Required task: Write out every line of the entries below word for word, leaving nothing out and changing nothing.
* * *
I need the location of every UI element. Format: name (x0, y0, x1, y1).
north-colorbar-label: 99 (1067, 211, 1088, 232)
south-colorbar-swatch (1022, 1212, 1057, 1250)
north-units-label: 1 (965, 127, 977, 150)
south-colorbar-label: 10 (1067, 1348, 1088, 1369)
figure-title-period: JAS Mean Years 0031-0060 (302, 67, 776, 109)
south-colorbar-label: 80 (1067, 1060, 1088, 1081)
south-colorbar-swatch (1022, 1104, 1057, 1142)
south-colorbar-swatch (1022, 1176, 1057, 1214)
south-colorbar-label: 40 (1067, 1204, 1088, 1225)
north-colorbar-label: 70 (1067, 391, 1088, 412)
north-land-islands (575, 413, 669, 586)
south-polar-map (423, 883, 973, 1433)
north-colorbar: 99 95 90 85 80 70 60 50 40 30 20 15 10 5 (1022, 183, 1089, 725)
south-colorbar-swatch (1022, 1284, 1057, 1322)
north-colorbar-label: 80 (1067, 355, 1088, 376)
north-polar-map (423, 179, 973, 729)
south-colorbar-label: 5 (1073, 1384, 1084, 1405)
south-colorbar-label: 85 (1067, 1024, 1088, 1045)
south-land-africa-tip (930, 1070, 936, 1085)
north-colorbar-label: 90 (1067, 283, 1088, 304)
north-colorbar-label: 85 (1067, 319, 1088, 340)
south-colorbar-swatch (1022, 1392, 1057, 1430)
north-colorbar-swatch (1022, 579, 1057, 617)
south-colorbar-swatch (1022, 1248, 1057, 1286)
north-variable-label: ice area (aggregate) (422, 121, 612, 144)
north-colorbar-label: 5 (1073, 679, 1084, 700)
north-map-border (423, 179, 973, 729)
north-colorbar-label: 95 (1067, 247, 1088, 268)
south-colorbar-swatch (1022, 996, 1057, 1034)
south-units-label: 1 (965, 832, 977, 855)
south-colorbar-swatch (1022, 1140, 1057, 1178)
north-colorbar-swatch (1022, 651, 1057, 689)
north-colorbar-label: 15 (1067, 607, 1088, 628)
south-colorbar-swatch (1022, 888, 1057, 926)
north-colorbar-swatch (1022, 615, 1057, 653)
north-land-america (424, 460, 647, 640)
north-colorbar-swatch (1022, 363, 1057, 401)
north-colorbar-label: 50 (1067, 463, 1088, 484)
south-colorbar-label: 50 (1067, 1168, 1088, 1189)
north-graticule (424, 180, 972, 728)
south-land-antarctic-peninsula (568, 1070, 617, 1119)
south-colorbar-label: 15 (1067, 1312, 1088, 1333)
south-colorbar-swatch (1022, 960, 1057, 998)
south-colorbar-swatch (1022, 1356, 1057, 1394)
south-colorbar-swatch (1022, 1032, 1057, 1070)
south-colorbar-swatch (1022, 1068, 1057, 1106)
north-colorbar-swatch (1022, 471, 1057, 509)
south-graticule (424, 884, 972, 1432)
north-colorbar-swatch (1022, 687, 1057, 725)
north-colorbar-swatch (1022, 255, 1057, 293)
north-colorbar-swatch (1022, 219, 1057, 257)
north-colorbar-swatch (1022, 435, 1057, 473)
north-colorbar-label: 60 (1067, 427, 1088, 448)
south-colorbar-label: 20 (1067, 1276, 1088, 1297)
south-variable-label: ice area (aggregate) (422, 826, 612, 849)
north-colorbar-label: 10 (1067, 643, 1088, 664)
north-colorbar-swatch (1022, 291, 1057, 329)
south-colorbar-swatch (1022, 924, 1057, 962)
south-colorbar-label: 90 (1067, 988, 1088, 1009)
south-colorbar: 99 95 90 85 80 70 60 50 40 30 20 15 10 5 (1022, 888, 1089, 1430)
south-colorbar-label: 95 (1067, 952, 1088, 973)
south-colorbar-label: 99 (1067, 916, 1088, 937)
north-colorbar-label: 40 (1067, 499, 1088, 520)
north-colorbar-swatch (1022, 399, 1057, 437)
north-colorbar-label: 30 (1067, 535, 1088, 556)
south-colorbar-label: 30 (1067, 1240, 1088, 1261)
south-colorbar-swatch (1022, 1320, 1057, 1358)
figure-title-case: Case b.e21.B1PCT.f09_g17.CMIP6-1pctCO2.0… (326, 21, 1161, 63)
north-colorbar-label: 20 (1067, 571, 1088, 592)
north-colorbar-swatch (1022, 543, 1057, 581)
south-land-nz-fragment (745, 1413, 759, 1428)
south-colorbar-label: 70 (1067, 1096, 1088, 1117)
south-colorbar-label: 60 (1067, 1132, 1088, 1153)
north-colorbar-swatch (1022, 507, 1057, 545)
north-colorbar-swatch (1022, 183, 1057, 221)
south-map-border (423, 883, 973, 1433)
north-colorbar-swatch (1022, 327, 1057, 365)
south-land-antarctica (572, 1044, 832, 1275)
* * *
Written answer:
I need the location of every UI element. Format: name (x0, y0, x1, y1).
north-colorbar-label: 99 (1067, 211, 1088, 232)
south-colorbar-swatch (1022, 1212, 1057, 1250)
north-units-label: 1 (965, 127, 977, 150)
south-colorbar-label: 10 (1067, 1348, 1088, 1369)
figure-title-period: JAS Mean Years 0031-0060 (302, 67, 776, 109)
south-colorbar-label: 80 (1067, 1060, 1088, 1081)
south-colorbar-swatch (1022, 1104, 1057, 1142)
south-colorbar-swatch (1022, 1176, 1057, 1214)
south-colorbar-label: 40 (1067, 1204, 1088, 1225)
north-colorbar-label: 70 (1067, 391, 1088, 412)
north-land-islands (575, 413, 669, 586)
south-polar-map (423, 883, 973, 1433)
north-colorbar: 99 95 90 85 80 70 60 50 40 30 20 15 10 5 (1022, 183, 1089, 725)
south-colorbar-swatch (1022, 1284, 1057, 1322)
north-colorbar-label: 80 (1067, 355, 1088, 376)
north-polar-map (423, 179, 973, 729)
south-colorbar-label: 5 (1073, 1384, 1084, 1405)
south-colorbar-label: 85 (1067, 1024, 1088, 1045)
south-land-africa-tip (930, 1070, 936, 1085)
north-colorbar-label: 90 (1067, 283, 1088, 304)
north-colorbar-label: 85 (1067, 319, 1088, 340)
south-colorbar-swatch (1022, 1392, 1057, 1430)
north-colorbar-swatch (1022, 579, 1057, 617)
south-colorbar-swatch (1022, 1248, 1057, 1286)
north-variable-label: ice area (aggregate) (422, 121, 612, 144)
north-colorbar-label: 5 (1073, 679, 1084, 700)
north-map-border (423, 179, 973, 729)
north-colorbar-label: 95 (1067, 247, 1088, 268)
south-colorbar-swatch (1022, 996, 1057, 1034)
south-units-label: 1 (965, 832, 977, 855)
south-colorbar-swatch (1022, 1140, 1057, 1178)
north-colorbar-swatch (1022, 651, 1057, 689)
north-colorbar-label: 15 (1067, 607, 1088, 628)
south-colorbar-swatch (1022, 888, 1057, 926)
north-colorbar-swatch (1022, 615, 1057, 653)
north-land-america (424, 460, 647, 640)
north-colorbar-swatch (1022, 363, 1057, 401)
north-colorbar-label: 50 (1067, 463, 1088, 484)
south-colorbar-label: 50 (1067, 1168, 1088, 1189)
north-graticule (424, 180, 972, 728)
south-land-antarctic-peninsula (568, 1070, 617, 1119)
south-colorbar-label: 15 (1067, 1312, 1088, 1333)
south-colorbar-swatch (1022, 960, 1057, 998)
south-colorbar-swatch (1022, 1356, 1057, 1394)
south-colorbar-swatch (1022, 1032, 1057, 1070)
south-colorbar-swatch (1022, 1068, 1057, 1106)
north-colorbar-swatch (1022, 471, 1057, 509)
south-graticule (424, 884, 972, 1432)
north-colorbar-swatch (1022, 687, 1057, 725)
north-colorbar-swatch (1022, 255, 1057, 293)
north-colorbar-swatch (1022, 219, 1057, 257)
north-colorbar-swatch (1022, 435, 1057, 473)
north-colorbar-label: 60 (1067, 427, 1088, 448)
south-colorbar-label: 20 (1067, 1276, 1088, 1297)
south-variable-label: ice area (aggregate) (422, 826, 612, 849)
north-colorbar-label: 10 (1067, 643, 1088, 664)
north-colorbar-swatch (1022, 291, 1057, 329)
south-colorbar-swatch (1022, 924, 1057, 962)
south-colorbar-label: 90 (1067, 988, 1088, 1009)
south-colorbar: 99 95 90 85 80 70 60 50 40 30 20 15 10 5 (1022, 888, 1089, 1430)
south-colorbar-label: 95 (1067, 952, 1088, 973)
south-colorbar-label: 99 (1067, 916, 1088, 937)
north-colorbar-label: 40 (1067, 499, 1088, 520)
north-colorbar-swatch (1022, 399, 1057, 437)
north-colorbar-label: 30 (1067, 535, 1088, 556)
south-colorbar-label: 30 (1067, 1240, 1088, 1261)
south-colorbar-swatch (1022, 1320, 1057, 1358)
figure-title-case: Case b.e21.B1PCT.f09_g17.CMIP6-1pctCO2.0… (326, 21, 1161, 63)
north-colorbar-label: 20 (1067, 571, 1088, 592)
north-colorbar-swatch (1022, 543, 1057, 581)
south-land-nz-fragment (745, 1413, 759, 1428)
south-colorbar-label: 70 (1067, 1096, 1088, 1117)
south-colorbar-label: 60 (1067, 1132, 1088, 1153)
north-colorbar-swatch (1022, 507, 1057, 545)
north-colorbar-swatch (1022, 183, 1057, 221)
south-map-border (423, 883, 973, 1433)
north-colorbar-swatch (1022, 327, 1057, 365)
south-land-antarctica (572, 1044, 832, 1275)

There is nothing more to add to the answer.